» Items from a figure collection
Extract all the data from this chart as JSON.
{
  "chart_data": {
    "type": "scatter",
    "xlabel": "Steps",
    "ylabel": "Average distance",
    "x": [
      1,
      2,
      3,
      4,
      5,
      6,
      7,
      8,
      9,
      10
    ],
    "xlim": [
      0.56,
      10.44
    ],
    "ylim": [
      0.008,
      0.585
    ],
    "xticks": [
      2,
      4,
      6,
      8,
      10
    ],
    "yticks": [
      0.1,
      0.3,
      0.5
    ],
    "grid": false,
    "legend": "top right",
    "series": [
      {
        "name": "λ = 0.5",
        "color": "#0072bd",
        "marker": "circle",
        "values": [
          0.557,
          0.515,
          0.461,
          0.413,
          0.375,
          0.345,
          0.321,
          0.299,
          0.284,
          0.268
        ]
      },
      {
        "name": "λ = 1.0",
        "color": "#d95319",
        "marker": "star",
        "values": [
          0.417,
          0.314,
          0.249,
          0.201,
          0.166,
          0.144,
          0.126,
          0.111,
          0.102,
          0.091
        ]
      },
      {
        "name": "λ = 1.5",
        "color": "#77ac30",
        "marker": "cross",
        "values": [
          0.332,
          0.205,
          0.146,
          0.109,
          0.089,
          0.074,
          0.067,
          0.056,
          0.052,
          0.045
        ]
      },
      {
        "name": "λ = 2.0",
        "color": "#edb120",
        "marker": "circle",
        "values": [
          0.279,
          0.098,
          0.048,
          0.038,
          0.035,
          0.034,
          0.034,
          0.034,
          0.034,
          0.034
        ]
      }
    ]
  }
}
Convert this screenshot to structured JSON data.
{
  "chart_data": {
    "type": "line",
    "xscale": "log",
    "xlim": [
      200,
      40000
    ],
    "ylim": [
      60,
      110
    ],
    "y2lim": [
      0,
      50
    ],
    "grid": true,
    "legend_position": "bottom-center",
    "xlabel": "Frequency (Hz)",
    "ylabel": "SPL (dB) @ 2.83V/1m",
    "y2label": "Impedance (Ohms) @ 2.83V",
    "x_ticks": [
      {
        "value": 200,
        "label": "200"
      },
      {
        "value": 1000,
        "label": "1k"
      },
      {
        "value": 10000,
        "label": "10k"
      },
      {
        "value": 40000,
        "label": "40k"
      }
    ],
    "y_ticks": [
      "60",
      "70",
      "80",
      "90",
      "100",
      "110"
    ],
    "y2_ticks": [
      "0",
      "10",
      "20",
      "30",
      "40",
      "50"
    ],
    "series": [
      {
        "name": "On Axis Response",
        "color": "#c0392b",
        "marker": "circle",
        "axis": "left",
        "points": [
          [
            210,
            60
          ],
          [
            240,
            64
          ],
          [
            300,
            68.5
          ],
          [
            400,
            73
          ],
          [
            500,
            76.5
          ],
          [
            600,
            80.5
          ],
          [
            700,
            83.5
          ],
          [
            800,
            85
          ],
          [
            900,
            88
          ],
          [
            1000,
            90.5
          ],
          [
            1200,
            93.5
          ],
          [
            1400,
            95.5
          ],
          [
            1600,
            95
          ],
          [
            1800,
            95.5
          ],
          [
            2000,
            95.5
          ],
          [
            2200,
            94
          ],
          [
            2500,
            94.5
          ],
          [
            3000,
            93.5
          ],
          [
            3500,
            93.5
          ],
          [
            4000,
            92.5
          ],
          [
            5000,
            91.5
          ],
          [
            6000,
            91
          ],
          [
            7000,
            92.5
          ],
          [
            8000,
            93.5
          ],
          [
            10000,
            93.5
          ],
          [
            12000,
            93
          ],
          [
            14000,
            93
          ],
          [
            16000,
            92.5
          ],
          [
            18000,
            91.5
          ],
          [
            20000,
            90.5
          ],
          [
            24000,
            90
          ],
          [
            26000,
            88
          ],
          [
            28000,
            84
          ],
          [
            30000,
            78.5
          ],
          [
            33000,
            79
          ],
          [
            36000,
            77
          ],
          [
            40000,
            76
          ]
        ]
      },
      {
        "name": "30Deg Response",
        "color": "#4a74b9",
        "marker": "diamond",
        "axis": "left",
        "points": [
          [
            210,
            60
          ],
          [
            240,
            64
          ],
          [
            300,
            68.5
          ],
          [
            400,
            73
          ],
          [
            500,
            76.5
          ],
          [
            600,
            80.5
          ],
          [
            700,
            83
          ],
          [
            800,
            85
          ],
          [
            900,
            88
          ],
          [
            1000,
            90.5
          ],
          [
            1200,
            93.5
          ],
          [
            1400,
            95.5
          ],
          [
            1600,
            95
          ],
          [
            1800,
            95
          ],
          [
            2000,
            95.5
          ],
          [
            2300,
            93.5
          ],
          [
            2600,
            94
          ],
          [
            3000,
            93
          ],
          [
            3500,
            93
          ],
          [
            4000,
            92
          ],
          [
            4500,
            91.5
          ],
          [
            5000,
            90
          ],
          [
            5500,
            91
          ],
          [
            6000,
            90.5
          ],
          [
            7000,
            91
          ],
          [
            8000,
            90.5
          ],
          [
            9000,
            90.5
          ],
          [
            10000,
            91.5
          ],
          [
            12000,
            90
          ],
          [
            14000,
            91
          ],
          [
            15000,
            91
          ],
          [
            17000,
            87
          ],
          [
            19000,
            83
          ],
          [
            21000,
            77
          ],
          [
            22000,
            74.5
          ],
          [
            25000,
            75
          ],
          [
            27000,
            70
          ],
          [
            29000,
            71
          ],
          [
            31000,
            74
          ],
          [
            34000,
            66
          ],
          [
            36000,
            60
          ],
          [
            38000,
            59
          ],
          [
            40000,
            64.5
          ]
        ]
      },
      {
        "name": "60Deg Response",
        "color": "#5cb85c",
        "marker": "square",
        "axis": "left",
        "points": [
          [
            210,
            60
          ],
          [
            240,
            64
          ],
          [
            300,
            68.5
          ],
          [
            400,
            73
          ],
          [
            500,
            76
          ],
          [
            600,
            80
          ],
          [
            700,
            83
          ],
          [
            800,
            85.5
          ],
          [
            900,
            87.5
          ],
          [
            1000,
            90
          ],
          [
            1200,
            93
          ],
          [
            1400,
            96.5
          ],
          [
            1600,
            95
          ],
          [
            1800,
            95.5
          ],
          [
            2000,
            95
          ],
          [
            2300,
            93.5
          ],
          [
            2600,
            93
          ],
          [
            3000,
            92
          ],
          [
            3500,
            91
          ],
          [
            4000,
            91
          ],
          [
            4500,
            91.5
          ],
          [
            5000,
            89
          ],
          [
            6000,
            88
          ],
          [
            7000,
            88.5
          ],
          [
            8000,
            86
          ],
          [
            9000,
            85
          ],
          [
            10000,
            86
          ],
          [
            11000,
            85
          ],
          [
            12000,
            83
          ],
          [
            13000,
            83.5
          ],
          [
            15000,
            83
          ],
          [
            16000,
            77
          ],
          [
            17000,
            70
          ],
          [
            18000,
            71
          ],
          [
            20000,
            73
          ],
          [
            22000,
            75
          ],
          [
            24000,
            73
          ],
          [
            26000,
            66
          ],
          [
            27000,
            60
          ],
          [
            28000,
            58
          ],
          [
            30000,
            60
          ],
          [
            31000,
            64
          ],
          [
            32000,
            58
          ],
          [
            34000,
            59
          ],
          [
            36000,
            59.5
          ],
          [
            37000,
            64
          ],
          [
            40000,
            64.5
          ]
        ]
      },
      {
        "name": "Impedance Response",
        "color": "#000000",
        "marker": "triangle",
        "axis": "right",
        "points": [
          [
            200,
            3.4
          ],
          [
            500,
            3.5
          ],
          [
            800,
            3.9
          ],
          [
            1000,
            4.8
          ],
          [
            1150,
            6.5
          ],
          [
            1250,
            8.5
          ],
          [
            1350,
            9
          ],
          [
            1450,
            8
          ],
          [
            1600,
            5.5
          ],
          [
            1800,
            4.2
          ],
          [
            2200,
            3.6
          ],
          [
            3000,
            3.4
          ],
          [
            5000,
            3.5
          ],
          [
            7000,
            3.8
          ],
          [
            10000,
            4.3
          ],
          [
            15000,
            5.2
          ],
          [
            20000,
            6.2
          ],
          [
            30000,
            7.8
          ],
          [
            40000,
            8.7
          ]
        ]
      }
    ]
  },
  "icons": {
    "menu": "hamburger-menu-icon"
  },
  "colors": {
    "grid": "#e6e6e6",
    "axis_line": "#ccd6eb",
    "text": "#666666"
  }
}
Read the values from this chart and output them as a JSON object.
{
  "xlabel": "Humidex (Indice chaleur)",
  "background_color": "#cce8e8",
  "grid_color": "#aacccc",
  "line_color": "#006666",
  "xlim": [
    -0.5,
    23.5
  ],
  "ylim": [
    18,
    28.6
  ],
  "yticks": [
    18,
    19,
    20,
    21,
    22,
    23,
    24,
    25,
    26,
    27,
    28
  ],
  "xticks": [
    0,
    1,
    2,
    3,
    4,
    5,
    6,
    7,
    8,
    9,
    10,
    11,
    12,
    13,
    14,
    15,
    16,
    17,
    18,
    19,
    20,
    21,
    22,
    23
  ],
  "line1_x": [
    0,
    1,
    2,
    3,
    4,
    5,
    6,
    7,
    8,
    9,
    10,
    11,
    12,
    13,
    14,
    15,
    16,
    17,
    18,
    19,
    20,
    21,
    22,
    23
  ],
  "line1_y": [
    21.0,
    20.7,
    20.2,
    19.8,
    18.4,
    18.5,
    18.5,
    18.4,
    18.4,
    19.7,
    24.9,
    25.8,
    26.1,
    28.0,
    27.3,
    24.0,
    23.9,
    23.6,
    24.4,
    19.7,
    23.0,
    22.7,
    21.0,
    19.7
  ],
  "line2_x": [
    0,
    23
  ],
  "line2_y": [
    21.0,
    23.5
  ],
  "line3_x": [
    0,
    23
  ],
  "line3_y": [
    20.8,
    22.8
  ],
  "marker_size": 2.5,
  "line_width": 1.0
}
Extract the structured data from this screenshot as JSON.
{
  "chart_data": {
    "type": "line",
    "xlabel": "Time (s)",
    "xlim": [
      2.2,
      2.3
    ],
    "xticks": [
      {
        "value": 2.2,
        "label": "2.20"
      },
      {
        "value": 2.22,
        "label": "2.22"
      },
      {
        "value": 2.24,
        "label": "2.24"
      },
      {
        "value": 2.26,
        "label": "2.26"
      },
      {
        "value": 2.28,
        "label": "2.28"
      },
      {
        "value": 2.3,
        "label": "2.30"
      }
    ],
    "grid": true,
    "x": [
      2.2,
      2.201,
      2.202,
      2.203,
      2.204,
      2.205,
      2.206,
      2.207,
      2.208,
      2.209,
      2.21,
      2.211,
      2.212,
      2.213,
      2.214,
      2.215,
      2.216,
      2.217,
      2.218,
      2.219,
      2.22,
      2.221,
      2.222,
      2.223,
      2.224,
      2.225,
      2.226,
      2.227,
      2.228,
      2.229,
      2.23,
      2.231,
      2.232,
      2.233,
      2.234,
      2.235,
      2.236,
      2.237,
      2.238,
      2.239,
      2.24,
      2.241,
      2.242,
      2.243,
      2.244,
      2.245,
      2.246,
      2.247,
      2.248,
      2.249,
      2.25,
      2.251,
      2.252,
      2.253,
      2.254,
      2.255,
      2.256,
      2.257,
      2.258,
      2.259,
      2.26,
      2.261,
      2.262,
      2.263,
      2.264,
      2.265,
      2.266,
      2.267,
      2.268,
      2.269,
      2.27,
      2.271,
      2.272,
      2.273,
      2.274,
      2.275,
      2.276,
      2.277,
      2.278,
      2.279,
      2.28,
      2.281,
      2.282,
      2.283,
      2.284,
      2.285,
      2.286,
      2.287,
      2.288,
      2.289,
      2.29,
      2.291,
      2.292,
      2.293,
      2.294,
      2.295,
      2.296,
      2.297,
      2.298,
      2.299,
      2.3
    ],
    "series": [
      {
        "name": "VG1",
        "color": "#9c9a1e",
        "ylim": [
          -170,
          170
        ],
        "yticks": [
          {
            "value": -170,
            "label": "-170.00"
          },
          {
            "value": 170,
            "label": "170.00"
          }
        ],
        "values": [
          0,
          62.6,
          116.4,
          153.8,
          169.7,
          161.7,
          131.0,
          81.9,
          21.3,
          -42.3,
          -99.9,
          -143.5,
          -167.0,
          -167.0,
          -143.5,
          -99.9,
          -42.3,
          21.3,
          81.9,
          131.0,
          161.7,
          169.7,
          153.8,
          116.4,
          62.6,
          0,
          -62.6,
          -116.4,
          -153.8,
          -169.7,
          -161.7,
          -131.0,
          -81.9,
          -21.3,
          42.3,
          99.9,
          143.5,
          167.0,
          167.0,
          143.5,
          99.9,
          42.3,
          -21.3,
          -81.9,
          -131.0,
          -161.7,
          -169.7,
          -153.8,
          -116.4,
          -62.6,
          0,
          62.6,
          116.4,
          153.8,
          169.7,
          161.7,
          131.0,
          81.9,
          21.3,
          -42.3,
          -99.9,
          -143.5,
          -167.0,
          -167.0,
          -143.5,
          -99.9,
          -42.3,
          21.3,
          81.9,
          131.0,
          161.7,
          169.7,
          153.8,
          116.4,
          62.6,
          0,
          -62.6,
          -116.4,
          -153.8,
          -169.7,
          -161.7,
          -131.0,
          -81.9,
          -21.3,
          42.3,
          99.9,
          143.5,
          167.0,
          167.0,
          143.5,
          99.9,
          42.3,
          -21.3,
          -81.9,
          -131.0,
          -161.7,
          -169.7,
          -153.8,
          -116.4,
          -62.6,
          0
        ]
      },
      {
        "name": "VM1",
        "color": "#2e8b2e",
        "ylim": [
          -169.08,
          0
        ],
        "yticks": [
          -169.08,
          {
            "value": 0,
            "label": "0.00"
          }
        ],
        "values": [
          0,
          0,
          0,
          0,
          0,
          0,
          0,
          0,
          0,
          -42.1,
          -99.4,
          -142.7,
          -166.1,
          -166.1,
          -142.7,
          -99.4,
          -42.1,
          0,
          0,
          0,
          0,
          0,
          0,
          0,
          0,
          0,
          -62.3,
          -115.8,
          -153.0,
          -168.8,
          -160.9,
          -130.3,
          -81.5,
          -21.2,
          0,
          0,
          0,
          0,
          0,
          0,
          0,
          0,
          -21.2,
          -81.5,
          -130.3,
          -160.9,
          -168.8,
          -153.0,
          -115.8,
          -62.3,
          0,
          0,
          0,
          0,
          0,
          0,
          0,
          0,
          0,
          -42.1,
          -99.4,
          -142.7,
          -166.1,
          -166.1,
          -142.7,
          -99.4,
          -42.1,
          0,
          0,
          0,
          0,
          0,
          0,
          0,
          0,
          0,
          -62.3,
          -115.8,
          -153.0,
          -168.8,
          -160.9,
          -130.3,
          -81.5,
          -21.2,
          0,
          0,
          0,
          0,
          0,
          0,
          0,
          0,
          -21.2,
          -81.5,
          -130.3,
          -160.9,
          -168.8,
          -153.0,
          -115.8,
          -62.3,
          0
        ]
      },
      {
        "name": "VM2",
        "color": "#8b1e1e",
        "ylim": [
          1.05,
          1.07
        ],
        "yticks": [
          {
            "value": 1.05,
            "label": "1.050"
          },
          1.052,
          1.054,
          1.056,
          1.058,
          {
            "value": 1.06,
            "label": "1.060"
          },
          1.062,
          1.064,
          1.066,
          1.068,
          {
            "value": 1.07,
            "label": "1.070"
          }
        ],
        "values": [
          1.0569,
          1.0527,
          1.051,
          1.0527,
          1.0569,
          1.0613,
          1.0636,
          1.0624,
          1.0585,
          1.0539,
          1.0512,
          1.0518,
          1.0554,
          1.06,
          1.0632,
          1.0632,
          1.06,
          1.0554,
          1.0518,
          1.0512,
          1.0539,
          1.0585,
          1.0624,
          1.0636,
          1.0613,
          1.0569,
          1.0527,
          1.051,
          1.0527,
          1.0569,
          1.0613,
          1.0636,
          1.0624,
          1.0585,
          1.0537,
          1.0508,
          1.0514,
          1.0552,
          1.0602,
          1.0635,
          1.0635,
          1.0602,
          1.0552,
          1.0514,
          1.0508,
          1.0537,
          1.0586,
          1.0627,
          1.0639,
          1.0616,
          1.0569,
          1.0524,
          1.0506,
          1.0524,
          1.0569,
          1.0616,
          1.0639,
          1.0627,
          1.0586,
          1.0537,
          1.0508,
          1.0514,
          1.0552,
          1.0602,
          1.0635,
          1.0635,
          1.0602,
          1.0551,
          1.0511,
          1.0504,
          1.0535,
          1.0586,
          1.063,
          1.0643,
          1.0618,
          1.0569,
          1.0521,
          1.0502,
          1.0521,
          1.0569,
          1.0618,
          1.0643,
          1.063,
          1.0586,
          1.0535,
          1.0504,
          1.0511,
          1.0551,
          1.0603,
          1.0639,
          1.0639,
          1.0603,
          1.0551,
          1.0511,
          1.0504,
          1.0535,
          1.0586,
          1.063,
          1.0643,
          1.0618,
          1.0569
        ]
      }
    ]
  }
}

» What you need to do
Out of the records, collect only those lines that contain the string "JSON".

» Output
Extract all the data from this chart as JSON.
Convert this screenshot to structured JSON data.
Read the values from this chart and output them as a JSON object.
Extract the structured data from this screenshot as JSON.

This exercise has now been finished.